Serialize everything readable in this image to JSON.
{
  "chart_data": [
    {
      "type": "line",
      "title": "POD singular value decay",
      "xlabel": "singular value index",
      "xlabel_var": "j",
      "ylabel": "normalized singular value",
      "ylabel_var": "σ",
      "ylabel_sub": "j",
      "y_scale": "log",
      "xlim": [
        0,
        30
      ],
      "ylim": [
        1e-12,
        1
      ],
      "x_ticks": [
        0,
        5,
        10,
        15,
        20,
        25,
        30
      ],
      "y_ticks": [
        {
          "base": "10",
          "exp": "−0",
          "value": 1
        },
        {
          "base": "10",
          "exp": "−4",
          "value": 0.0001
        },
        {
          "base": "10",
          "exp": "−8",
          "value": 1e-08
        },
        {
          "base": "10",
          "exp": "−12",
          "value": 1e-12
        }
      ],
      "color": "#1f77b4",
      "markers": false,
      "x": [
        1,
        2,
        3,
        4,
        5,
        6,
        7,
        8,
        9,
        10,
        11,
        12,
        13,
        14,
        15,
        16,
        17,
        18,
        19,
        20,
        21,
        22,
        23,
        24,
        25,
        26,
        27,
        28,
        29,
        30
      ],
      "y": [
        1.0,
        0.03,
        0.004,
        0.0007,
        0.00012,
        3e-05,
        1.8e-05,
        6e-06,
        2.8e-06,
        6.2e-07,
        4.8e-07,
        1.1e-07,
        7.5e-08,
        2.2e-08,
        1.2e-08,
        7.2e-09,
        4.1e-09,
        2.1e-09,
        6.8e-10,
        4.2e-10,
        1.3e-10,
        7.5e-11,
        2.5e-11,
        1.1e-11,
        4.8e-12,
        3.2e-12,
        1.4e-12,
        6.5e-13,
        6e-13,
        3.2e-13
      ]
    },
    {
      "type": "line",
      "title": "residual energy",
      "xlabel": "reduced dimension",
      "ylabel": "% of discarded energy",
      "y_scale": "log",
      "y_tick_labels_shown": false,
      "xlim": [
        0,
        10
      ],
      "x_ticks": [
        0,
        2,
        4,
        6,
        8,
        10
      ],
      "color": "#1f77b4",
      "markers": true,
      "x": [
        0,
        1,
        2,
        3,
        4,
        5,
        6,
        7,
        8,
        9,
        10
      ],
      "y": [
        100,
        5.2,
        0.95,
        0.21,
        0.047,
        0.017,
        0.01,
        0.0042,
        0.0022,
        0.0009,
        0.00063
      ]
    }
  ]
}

= = = =

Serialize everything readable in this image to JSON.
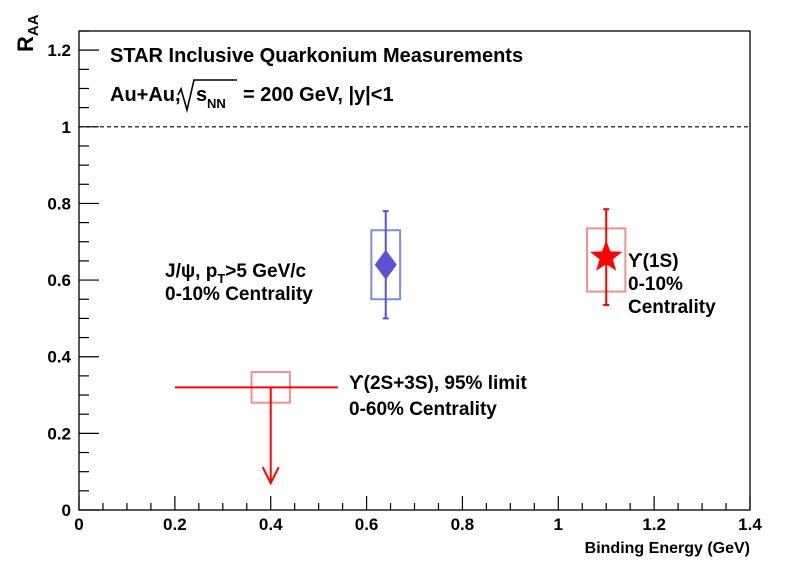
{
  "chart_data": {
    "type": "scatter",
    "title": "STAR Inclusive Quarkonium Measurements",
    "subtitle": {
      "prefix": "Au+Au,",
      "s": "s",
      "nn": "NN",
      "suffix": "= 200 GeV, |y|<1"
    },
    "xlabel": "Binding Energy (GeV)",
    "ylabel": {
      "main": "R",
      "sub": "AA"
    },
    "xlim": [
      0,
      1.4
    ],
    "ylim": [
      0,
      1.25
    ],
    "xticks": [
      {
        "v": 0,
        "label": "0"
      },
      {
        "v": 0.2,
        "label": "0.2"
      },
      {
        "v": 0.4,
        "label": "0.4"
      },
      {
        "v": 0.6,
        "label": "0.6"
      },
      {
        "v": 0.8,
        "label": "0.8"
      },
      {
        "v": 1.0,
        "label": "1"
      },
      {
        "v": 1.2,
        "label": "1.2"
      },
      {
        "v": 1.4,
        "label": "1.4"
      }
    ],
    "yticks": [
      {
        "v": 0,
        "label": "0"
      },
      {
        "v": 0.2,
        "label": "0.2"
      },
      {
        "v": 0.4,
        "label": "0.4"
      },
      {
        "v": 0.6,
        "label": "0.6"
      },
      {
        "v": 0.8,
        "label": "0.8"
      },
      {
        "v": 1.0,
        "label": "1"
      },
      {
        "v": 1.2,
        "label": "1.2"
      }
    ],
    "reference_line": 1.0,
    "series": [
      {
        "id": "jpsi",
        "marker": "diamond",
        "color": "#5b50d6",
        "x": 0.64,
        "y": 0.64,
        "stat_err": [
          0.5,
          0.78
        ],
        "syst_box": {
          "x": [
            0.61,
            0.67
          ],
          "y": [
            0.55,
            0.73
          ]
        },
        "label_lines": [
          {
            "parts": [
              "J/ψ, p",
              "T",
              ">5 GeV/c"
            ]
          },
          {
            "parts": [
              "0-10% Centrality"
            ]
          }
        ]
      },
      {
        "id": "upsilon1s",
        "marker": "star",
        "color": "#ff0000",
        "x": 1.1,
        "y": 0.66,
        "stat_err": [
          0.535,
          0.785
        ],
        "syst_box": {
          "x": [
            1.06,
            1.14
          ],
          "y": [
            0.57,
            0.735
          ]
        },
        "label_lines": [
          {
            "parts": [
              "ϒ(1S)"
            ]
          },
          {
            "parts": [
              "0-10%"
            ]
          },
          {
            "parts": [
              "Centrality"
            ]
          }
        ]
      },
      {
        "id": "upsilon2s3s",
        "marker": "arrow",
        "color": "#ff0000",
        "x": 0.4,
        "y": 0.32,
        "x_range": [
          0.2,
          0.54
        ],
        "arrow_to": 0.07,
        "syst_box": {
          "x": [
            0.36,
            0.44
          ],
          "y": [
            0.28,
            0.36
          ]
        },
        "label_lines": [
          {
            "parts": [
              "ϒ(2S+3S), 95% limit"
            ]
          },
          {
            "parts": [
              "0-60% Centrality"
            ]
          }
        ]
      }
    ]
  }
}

= = = =

### Exercise objective
Look through the listing and extract every line with "value" in it.

### Solution to this exercise
      "title": "POD singular value decay",
      "xlabel": "singular value index",
      "ylabel": "normalized singular value",
          "value": 1
          "value": 0.0001
          "value": 1e-08
          "value": 1e-12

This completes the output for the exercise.